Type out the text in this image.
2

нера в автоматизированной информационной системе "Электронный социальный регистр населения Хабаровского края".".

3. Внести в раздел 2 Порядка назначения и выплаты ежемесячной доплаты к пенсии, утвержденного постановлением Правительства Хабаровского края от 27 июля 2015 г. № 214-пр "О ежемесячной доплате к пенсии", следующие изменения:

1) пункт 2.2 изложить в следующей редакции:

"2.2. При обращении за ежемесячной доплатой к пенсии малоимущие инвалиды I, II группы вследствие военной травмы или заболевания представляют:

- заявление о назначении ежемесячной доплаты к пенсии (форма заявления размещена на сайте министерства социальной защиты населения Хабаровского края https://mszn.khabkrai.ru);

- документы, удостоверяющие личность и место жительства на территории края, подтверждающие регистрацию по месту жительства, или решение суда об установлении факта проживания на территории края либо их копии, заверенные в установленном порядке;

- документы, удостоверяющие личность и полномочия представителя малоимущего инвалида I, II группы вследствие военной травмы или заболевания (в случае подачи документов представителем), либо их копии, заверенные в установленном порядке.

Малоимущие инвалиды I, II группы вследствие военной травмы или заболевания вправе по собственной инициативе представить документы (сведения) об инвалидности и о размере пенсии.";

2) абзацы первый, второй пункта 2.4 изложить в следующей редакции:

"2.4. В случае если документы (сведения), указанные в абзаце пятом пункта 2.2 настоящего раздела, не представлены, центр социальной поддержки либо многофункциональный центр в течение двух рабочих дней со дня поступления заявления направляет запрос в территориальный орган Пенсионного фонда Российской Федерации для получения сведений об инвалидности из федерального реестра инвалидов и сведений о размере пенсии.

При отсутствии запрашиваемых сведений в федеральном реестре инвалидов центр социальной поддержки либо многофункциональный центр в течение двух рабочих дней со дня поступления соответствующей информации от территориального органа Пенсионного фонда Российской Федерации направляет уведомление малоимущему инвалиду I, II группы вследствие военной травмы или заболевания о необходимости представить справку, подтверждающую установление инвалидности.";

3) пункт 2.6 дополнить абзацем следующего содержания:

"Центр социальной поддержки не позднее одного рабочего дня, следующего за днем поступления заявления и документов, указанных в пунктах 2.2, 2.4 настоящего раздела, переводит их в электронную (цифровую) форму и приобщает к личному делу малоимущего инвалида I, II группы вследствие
════════════════════
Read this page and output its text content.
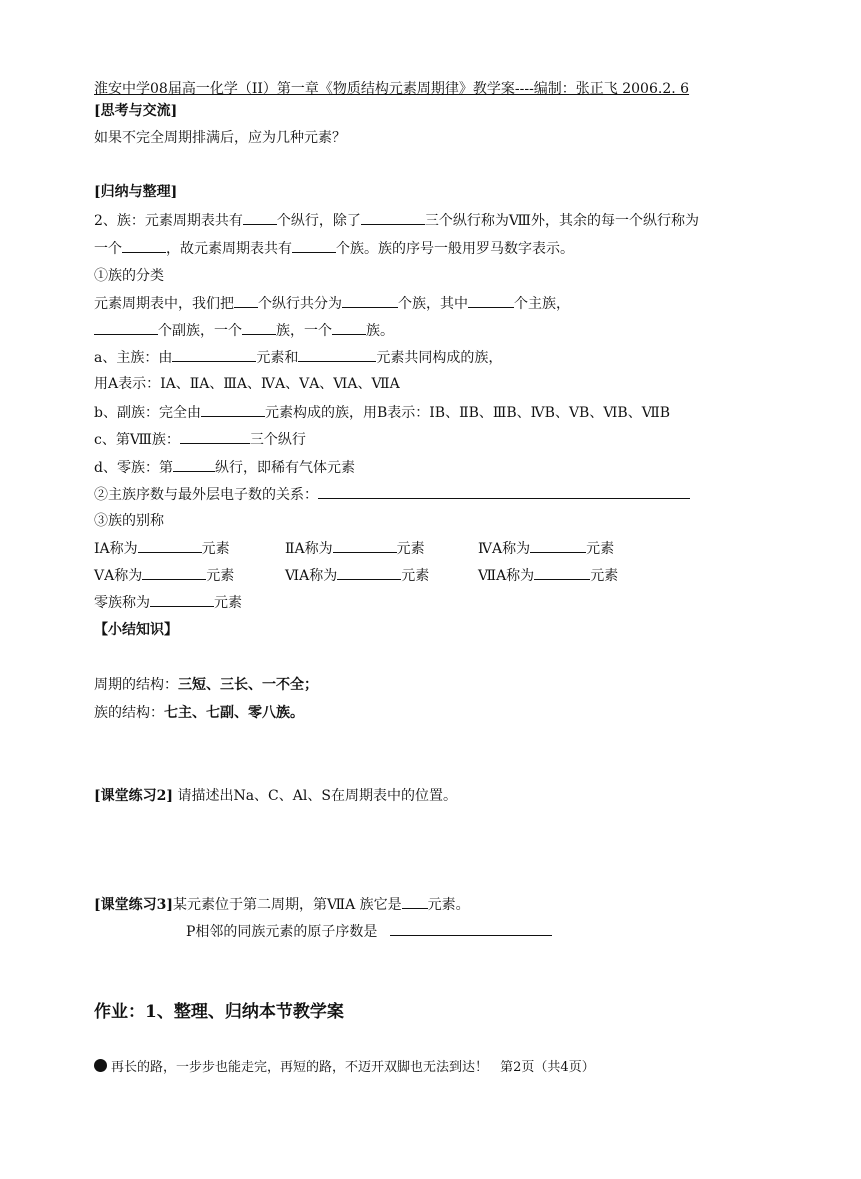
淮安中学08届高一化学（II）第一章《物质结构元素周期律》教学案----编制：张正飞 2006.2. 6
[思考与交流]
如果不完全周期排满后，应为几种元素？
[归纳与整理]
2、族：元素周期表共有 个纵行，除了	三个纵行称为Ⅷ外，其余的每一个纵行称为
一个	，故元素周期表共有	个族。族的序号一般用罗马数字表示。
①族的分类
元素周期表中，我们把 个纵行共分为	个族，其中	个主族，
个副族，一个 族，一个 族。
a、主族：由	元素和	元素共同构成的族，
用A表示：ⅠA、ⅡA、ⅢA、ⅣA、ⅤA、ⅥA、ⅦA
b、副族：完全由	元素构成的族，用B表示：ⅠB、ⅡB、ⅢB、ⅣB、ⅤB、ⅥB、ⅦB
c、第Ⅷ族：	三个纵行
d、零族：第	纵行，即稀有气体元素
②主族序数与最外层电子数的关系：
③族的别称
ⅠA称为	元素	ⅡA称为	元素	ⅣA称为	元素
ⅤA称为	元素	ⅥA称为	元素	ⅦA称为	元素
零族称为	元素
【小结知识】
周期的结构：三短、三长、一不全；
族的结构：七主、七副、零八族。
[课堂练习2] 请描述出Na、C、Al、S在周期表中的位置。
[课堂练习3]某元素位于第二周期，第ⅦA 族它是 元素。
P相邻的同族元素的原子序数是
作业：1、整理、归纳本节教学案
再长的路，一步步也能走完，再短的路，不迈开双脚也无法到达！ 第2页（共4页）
════════════════════
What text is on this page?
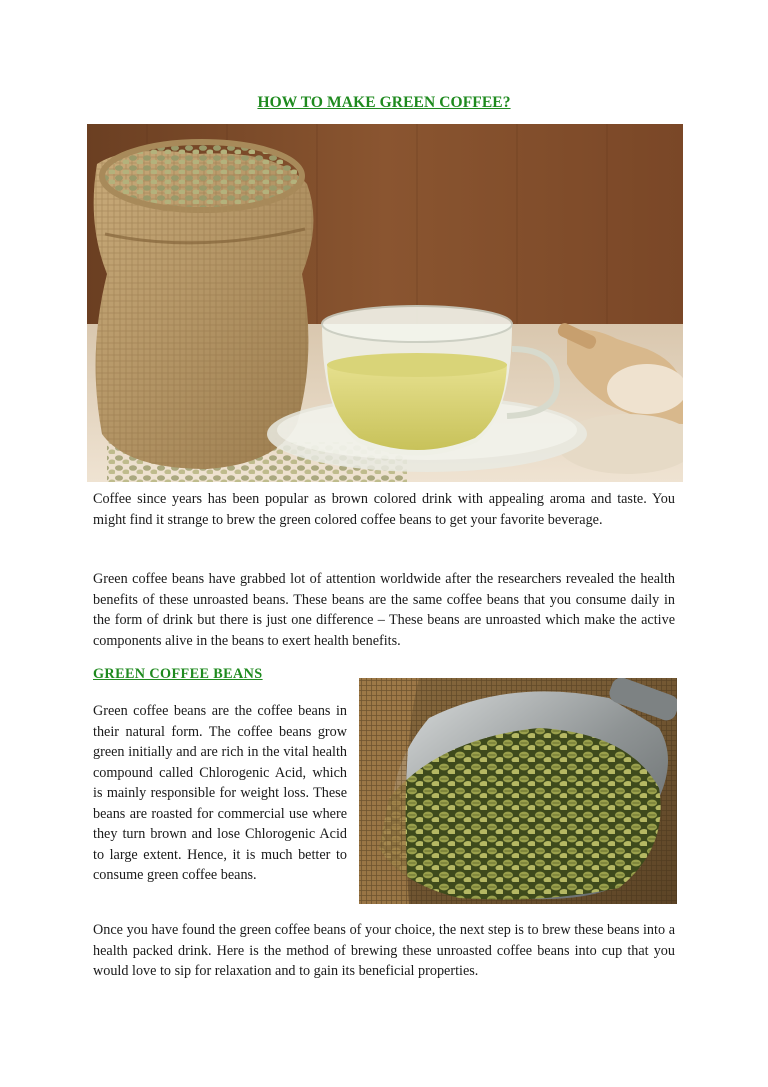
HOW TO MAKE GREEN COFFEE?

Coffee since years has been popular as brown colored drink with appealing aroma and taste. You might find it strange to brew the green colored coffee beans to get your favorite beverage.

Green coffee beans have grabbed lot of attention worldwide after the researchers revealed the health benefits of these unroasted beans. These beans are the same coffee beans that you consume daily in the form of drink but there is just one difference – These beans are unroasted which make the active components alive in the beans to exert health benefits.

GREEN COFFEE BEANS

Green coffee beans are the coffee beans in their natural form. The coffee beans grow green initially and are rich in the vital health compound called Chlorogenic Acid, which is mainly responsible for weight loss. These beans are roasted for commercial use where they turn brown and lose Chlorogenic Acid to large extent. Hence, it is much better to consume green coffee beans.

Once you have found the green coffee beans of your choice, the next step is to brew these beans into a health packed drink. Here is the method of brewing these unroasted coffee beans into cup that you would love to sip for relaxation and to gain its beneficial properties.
════════════════════
◆ **What you will do**
Search the entries for "have" and copy out each line that has it.

◆ **Task result**
Green coffee beans have grabbed lot of attention worldwide after the researchers revealed the health benefits of these unroasted beans. These beans are the same coffee beans that you consume daily in the form of drink but there is just one difference – These beans are unroasted which make the active components alive in the beans to exert health benefits.
Once you have found the green coffee beans of your choice, the next step is to brew these beans into a health packed drink. Here is the method of brewing these unroasted coffee beans into cup that you would love to sip for relaxation and to gain its beneficial properties.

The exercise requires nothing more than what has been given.